**AIM**.
Check each line of the listing for the string "detached", count the lines that have it, and answer with that number only.

**EXERCISE INPUTS**.
--------
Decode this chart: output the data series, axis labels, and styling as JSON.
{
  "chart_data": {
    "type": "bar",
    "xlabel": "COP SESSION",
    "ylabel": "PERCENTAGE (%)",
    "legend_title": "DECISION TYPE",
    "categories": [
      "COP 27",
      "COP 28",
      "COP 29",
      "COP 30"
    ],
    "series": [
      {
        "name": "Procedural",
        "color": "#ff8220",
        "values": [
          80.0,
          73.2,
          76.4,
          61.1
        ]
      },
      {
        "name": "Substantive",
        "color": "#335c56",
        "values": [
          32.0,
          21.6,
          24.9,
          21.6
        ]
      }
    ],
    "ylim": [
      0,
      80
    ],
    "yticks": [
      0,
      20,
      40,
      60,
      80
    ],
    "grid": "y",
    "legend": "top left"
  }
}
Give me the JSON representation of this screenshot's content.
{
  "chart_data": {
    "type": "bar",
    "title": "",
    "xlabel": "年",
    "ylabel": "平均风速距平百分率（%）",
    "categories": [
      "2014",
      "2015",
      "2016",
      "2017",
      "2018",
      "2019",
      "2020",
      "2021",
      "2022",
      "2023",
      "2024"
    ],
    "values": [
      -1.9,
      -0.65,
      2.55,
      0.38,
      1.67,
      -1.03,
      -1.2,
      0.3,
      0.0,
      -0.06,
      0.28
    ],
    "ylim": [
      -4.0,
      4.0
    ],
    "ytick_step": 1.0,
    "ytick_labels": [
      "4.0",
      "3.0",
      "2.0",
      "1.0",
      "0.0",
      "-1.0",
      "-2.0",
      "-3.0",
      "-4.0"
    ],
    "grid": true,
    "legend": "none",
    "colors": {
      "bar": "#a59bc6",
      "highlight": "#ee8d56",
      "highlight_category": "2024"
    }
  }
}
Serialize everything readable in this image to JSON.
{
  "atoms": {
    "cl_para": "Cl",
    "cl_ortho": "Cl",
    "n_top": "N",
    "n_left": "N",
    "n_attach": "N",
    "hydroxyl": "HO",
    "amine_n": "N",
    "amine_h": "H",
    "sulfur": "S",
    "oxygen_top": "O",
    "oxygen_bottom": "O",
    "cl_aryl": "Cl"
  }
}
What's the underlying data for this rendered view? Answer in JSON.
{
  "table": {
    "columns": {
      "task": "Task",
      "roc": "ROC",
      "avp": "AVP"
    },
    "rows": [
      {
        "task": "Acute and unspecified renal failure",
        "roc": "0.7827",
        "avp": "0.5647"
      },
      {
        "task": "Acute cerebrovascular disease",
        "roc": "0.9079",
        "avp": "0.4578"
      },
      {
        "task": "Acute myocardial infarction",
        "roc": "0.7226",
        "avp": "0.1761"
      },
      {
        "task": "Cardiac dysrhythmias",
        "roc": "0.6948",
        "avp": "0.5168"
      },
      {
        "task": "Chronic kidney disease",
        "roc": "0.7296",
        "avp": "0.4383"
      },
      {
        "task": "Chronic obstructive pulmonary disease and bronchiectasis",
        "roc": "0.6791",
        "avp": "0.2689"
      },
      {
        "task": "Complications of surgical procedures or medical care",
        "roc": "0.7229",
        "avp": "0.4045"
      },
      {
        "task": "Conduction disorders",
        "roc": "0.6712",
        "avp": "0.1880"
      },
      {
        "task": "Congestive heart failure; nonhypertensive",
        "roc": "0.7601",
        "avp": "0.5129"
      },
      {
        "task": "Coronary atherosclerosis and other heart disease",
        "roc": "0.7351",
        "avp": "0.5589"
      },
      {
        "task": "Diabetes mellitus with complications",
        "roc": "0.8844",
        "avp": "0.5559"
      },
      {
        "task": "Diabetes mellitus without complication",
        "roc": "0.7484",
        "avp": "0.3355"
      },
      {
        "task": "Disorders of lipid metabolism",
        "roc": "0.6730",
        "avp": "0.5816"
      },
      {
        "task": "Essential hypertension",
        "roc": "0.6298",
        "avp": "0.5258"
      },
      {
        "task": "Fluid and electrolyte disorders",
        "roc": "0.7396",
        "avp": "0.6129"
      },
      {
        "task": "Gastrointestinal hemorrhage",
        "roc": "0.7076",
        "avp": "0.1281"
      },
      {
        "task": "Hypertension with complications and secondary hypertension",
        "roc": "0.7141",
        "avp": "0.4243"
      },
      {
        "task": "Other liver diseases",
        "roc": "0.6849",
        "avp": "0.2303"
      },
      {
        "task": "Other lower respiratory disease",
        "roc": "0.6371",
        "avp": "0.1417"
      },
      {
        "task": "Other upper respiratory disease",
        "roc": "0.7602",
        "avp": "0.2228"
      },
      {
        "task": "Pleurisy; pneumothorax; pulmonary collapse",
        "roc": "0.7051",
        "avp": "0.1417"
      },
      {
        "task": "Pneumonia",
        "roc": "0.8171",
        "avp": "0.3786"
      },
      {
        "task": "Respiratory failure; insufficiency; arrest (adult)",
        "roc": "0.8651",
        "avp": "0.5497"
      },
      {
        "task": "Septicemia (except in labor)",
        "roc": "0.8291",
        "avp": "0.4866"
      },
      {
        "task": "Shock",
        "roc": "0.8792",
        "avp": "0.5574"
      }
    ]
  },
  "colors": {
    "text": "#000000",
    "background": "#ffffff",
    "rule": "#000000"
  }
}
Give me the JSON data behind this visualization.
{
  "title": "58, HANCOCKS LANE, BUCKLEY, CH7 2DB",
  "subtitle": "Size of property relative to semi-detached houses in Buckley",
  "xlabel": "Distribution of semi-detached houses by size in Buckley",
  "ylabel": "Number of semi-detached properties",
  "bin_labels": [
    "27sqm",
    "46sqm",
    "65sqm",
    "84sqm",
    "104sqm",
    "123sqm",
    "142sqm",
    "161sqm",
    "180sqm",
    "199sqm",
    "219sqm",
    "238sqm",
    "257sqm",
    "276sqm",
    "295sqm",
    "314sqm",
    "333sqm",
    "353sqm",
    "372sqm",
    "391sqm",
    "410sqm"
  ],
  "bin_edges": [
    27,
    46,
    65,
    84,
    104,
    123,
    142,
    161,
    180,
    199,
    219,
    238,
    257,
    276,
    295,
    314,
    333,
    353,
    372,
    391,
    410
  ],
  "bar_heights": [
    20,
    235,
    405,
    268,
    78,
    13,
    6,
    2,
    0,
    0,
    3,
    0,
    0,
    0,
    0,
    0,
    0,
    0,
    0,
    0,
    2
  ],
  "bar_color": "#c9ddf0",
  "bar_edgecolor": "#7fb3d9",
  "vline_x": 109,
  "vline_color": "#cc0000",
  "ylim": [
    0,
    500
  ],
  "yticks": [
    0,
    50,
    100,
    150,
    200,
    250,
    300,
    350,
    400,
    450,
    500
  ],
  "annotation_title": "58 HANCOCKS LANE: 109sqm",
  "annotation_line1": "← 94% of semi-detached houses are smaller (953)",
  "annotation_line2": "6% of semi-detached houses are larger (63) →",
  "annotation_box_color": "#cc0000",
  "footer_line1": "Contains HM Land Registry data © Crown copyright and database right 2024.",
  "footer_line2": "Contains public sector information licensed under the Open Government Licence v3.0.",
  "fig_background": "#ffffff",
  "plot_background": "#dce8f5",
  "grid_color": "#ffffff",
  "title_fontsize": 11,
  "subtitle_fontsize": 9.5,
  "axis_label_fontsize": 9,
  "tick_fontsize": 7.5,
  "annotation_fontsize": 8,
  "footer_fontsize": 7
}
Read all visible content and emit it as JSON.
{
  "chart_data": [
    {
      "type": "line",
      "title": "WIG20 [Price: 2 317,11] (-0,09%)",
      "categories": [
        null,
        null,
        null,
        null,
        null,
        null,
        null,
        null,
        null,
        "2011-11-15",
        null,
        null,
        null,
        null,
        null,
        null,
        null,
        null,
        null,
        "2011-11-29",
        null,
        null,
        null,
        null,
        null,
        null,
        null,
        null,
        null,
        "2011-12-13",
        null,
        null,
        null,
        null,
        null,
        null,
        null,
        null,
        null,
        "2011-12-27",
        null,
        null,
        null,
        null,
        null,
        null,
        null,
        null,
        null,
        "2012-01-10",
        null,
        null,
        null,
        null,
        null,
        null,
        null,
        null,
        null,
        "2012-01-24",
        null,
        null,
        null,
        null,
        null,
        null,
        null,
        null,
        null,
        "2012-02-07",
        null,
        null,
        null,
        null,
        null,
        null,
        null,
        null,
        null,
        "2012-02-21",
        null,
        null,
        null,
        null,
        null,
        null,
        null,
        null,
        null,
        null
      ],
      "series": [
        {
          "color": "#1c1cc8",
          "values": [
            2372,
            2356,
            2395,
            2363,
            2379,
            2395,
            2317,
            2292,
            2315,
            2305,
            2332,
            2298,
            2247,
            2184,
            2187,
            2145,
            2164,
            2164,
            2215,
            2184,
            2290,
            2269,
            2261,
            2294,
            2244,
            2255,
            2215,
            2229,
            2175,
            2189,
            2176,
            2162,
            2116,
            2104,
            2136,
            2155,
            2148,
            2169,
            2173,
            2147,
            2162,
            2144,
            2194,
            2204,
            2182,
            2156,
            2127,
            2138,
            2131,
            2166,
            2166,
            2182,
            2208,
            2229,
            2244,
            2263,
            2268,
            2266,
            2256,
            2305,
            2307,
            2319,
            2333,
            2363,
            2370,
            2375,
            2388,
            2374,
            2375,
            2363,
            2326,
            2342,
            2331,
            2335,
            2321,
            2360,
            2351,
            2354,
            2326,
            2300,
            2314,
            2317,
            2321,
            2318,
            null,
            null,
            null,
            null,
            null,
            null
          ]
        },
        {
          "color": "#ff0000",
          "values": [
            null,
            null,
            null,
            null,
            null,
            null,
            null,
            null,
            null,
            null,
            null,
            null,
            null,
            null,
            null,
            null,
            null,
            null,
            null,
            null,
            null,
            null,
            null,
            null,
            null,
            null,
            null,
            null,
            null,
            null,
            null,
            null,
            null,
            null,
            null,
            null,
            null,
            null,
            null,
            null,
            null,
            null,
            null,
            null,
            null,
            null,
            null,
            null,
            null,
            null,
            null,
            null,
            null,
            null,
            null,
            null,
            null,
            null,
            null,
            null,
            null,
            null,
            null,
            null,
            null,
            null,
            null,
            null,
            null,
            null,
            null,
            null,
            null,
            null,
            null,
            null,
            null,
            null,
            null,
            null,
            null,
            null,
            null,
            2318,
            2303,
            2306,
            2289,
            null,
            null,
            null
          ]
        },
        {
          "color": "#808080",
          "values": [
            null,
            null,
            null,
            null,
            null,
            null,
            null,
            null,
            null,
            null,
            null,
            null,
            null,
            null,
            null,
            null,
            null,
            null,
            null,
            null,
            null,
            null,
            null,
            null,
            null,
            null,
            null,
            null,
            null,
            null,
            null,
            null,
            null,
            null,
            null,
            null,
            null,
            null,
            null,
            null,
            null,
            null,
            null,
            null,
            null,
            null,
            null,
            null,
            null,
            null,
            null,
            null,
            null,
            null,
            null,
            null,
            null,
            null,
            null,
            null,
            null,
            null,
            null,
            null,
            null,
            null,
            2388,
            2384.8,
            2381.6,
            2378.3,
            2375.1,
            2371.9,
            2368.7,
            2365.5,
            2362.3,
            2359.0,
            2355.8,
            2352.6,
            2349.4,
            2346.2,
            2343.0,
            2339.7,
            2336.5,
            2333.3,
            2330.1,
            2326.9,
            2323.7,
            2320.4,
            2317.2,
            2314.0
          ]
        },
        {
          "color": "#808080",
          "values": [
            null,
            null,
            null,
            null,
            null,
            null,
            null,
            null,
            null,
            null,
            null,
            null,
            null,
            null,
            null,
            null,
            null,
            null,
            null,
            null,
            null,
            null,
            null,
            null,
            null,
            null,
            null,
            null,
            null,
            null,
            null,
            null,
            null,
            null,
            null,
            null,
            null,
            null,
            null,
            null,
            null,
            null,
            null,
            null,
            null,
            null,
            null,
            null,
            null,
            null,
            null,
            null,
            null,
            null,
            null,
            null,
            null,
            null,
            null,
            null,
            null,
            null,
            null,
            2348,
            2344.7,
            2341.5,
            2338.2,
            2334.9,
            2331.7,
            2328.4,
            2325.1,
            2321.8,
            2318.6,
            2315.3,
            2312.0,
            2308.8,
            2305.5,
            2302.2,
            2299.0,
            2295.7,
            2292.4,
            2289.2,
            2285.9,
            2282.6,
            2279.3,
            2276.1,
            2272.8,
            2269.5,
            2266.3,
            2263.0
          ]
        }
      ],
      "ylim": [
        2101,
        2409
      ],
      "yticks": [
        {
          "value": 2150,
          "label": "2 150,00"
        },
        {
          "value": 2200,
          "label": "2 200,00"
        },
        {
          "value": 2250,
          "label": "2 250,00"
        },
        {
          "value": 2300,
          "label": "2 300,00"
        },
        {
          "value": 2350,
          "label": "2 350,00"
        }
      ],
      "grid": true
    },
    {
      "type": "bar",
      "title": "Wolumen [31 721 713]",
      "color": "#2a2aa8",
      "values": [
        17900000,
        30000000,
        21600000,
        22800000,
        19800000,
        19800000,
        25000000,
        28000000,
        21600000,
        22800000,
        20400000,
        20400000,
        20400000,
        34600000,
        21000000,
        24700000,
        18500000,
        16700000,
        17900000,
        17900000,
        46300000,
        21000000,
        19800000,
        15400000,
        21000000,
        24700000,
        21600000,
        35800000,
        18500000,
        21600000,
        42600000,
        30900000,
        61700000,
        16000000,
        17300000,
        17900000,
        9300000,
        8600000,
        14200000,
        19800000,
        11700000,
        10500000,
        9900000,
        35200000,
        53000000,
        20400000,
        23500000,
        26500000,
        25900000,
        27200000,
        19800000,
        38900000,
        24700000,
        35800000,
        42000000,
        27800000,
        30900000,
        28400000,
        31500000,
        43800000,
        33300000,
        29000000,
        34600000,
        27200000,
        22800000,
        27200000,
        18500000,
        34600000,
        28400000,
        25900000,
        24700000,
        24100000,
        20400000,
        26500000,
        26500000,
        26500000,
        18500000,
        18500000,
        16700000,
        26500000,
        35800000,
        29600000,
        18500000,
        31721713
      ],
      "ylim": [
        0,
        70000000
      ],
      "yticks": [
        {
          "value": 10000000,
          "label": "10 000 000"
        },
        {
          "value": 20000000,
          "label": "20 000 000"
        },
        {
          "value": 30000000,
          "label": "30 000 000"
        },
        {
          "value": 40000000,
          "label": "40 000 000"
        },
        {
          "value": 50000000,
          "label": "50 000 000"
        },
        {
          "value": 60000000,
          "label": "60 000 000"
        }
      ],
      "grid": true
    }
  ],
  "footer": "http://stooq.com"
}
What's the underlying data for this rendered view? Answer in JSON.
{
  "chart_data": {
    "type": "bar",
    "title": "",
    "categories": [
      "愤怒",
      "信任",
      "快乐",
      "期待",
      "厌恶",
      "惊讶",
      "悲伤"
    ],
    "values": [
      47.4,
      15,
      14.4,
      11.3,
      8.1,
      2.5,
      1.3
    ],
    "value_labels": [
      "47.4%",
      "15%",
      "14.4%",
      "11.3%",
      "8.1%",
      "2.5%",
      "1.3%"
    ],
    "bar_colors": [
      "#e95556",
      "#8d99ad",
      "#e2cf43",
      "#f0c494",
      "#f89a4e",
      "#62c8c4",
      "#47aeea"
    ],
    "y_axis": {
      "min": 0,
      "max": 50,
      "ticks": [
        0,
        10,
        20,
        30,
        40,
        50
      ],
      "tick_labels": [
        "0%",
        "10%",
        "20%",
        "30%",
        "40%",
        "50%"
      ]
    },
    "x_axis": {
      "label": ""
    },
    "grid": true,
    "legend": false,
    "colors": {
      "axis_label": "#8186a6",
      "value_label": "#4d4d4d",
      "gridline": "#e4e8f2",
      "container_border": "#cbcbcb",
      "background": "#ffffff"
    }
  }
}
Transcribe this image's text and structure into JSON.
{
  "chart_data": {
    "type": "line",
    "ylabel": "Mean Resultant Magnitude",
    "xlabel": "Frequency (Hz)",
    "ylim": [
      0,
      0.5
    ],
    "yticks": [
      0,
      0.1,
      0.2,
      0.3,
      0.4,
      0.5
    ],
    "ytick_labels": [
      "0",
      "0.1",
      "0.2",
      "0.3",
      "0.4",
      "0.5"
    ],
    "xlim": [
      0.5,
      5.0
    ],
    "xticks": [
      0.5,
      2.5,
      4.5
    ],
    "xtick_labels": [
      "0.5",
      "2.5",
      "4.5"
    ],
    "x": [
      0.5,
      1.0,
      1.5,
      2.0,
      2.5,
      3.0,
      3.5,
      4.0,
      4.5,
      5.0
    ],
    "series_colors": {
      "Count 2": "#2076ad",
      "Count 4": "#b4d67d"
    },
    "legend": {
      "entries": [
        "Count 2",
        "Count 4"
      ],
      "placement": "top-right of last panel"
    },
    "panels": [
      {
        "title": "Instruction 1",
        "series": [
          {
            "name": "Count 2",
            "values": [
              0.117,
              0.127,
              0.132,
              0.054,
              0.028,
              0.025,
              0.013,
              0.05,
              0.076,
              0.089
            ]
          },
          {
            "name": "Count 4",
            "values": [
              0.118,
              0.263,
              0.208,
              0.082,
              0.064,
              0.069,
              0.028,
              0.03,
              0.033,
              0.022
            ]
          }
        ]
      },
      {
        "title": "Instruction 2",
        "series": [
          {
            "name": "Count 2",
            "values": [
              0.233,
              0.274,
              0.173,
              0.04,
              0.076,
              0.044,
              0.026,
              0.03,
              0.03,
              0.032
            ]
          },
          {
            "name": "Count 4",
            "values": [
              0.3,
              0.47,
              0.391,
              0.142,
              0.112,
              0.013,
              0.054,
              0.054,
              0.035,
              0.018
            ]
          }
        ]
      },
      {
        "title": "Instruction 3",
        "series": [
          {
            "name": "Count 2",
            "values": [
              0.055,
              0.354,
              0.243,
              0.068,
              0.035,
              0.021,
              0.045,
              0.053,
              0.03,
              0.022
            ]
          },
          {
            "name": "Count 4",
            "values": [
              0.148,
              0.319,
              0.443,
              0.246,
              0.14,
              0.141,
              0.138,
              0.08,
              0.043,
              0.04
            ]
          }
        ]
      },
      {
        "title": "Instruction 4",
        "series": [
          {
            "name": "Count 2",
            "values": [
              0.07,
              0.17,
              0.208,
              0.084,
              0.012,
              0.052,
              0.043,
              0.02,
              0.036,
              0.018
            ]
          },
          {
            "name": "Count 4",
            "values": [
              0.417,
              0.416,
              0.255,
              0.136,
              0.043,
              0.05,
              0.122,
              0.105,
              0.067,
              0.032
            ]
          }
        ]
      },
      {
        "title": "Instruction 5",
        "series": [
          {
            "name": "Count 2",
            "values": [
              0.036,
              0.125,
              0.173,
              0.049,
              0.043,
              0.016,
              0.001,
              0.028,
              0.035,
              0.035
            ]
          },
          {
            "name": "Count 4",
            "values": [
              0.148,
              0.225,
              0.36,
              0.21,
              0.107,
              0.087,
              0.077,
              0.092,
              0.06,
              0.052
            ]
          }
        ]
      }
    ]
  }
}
--------
**WRITTEN REPLY**.
5